### [REQUIRED WORK]
Write each record again exactly as it stands.

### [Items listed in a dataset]

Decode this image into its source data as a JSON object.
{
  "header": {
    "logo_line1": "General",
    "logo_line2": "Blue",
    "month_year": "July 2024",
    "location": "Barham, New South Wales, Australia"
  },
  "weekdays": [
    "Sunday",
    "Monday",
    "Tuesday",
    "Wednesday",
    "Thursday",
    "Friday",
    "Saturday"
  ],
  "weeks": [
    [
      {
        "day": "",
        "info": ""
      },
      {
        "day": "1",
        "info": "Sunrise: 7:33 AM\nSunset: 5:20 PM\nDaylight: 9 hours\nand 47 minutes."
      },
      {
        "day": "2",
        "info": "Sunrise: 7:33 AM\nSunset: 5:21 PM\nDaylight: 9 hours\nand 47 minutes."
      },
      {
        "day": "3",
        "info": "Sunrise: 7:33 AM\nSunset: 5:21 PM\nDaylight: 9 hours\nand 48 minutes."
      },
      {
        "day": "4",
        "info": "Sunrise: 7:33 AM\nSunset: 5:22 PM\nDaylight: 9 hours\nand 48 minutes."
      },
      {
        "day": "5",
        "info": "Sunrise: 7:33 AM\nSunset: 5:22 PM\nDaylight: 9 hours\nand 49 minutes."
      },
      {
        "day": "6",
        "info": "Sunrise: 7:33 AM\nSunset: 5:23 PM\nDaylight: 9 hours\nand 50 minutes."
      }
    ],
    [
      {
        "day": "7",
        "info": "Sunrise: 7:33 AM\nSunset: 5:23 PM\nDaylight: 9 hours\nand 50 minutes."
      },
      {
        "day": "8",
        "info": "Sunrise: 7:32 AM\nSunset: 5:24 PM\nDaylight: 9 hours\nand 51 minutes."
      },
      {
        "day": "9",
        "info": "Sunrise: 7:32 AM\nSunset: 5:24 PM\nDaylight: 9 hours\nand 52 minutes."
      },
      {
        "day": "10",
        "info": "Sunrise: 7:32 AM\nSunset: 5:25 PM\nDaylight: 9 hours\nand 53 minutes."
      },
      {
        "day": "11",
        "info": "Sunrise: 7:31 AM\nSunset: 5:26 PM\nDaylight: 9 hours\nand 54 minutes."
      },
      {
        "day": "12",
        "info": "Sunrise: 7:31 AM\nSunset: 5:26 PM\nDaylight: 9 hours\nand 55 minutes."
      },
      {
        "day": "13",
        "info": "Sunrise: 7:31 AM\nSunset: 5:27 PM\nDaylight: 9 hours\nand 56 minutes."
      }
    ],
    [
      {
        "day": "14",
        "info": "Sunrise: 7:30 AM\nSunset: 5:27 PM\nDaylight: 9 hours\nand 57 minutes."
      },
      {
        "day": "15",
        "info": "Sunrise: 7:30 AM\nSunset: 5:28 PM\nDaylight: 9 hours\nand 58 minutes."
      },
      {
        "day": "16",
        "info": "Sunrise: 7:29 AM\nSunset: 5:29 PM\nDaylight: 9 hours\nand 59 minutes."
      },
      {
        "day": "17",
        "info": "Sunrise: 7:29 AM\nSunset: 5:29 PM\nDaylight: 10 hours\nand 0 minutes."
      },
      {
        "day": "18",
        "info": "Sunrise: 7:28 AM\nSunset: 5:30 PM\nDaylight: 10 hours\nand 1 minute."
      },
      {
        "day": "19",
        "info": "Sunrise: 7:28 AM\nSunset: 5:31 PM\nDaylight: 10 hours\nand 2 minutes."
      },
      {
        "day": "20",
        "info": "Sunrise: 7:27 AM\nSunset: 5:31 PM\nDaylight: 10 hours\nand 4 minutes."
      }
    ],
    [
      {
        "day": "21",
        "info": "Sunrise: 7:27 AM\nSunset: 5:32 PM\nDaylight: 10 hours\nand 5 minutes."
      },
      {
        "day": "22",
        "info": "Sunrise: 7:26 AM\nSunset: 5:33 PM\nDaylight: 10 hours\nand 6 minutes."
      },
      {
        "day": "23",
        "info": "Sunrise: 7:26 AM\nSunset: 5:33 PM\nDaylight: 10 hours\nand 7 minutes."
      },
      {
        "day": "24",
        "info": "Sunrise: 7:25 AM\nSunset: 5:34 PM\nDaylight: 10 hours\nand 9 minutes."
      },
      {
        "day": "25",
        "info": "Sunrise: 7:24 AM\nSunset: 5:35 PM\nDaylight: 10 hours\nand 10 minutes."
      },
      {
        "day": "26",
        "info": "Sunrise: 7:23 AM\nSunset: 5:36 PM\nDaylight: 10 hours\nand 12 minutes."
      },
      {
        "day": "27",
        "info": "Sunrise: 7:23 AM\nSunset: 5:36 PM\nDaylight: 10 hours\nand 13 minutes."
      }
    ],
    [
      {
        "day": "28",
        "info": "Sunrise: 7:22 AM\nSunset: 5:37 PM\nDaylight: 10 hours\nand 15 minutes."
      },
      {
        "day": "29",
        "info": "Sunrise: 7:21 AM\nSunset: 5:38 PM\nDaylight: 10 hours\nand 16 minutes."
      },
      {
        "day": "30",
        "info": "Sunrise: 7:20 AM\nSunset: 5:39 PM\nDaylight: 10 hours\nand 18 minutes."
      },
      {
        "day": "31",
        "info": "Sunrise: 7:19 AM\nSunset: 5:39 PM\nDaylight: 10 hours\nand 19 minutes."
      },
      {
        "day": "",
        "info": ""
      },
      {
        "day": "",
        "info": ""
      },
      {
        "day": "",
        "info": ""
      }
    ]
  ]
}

### [SOLUTION]
Decode this image into its source data as a JSON object.
{
  "header": {
    "logo_line1": "General",
    "logo_line2": "Blue",
    "month_year": "July 2024",
    "location": "Barham, New South Wales, Australia"
  },
  "weekdays": [
    "Sunday",
    "Monday",
    "Tuesday",
    "Wednesday",
    "Thursday",
    "Friday",
    "Saturday"
  ],
  "weeks": [
    [
      {
        "day": "",
        "info": ""
      },
      {
        "day": "1",
        "info": "Sunrise: 7:33 AM\nSunset: 5:20 PM\nDaylight: 9 hours\nand 47 minutes."
      },
      {
        "day": "2",
        "info": "Sunrise: 7:33 AM\nSunset: 5:21 PM\nDaylight: 9 hours\nand 47 minutes."
      },
      {
        "day": "3",
        "info": "Sunrise: 7:33 AM\nSunset: 5:21 PM\nDaylight: 9 hours\nand 48 minutes."
      },
      {
        "day": "4",
        "info": "Sunrise: 7:33 AM\nSunset: 5:22 PM\nDaylight: 9 hours\nand 48 minutes."
      },
      {
        "day": "5",
        "info": "Sunrise: 7:33 AM\nSunset: 5:22 PM\nDaylight: 9 hours\nand 49 minutes."
      },
      {
        "day": "6",
        "info": "Sunrise: 7:33 AM\nSunset: 5:23 PM\nDaylight: 9 hours\nand 50 minutes."
      }
    ],
    [
      {
        "day": "7",
        "info": "Sunrise: 7:33 AM\nSunset: 5:23 PM\nDaylight: 9 hours\nand 50 minutes."
      },
      {
        "day": "8",
        "info": "Sunrise: 7:32 AM\nSunset: 5:24 PM\nDaylight: 9 hours\nand 51 minutes."
      },
      {
        "day": "9",
        "info": "Sunrise: 7:32 AM\nSunset: 5:24 PM\nDaylight: 9 hours\nand 52 minutes."
      },
      {
        "day": "10",
        "info": "Sunrise: 7:32 AM\nSunset: 5:25 PM\nDaylight: 9 hours\nand 53 minutes."
      },
      {
        "day": "11",
        "info": "Sunrise: 7:31 AM\nSunset: 5:26 PM\nDaylight: 9 hours\nand 54 minutes."
      },
      {
        "day": "12",
        "info": "Sunrise: 7:31 AM\nSunset: 5:26 PM\nDaylight: 9 hours\nand 55 minutes."
      },
      {
        "day": "13",
        "info": "Sunrise: 7:31 AM\nSunset: 5:27 PM\nDaylight: 9 hours\nand 56 minutes."
      }
    ],
    [
      {
        "day": "14",
        "info": "Sunrise: 7:30 AM\nSunset: 5:27 PM\nDaylight: 9 hours\nand 57 minutes."
      },
      {
        "day": "15",
        "info": "Sunrise: 7:30 AM\nSunset: 5:28 PM\nDaylight: 9 hours\nand 58 minutes."
      },
      {
        "day": "16",
        "info": "Sunrise: 7:29 AM\nSunset: 5:29 PM\nDaylight: 9 hours\nand 59 minutes."
      },
      {
        "day": "17",
        "info": "Sunrise: 7:29 AM\nSunset: 5:29 PM\nDaylight: 10 hours\nand 0 minutes."
      },
      {
        "day": "18",
        "info": "Sunrise: 7:28 AM\nSunset: 5:30 PM\nDaylight: 10 hours\nand 1 minute."
      },
      {
        "day": "19",
        "info": "Sunrise: 7:28 AM\nSunset: 5:31 PM\nDaylight: 10 hours\nand 2 minutes."
      },
      {
        "day": "20",
        "info": "Sunrise: 7:27 AM\nSunset: 5:31 PM\nDaylight: 10 hours\nand 4 minutes."
      }
    ],
    [
      {
        "day": "21",
        "info": "Sunrise: 7:27 AM\nSunset: 5:32 PM\nDaylight: 10 hours\nand 5 minutes."
      },
      {
        "day": "22",
        "info": "Sunrise: 7:26 AM\nSunset: 5:33 PM\nDaylight: 10 hours\nand 6 minutes."
      },
      {
        "day": "23",
        "info": "Sunrise: 7:26 AM\nSunset: 5:33 PM\nDaylight: 10 hours\nand 7 minutes."
      },
      {
        "day": "24",
        "info": "Sunrise: 7:25 AM\nSunset: 5:34 PM\nDaylight: 10 hours\nand 9 minutes."
      },
      {
        "day": "25",
        "info": "Sunrise: 7:24 AM\nSunset: 5:35 PM\nDaylight: 10 hours\nand 10 minutes."
      },
      {
        "day": "26",
        "info": "Sunrise: 7:23 AM\nSunset: 5:36 PM\nDaylight: 10 hours\nand 12 minutes."
      },
      {
        "day": "27",
        "info": "Sunrise: 7:23 AM\nSunset: 5:36 PM\nDaylight: 10 hours\nand 13 minutes."
      }
    ],
    [
      {
        "day": "28",
        "info": "Sunrise: 7:22 AM\nSunset: 5:37 PM\nDaylight: 10 hours\nand 15 minutes."
      },
      {
        "day": "29",
        "info": "Sunrise: 7:21 AM\nSunset: 5:38 PM\nDaylight: 10 hours\nand 16 minutes."
      },
      {
        "day": "30",
        "info": "Sunrise: 7:20 AM\nSunset: 5:39 PM\nDaylight: 10 hours\nand 18 minutes."
      },
      {
        "day": "31",
        "info": "Sunrise: 7:19 AM\nSunset: 5:39 PM\nDaylight: 10 hours\nand 19 minutes."
      },
      {
        "day": "",
        "info": ""
      },
      {
        "day": "",
        "info": ""
      },
      {
        "day": "",
        "info": ""
      }
    ]
  ]
}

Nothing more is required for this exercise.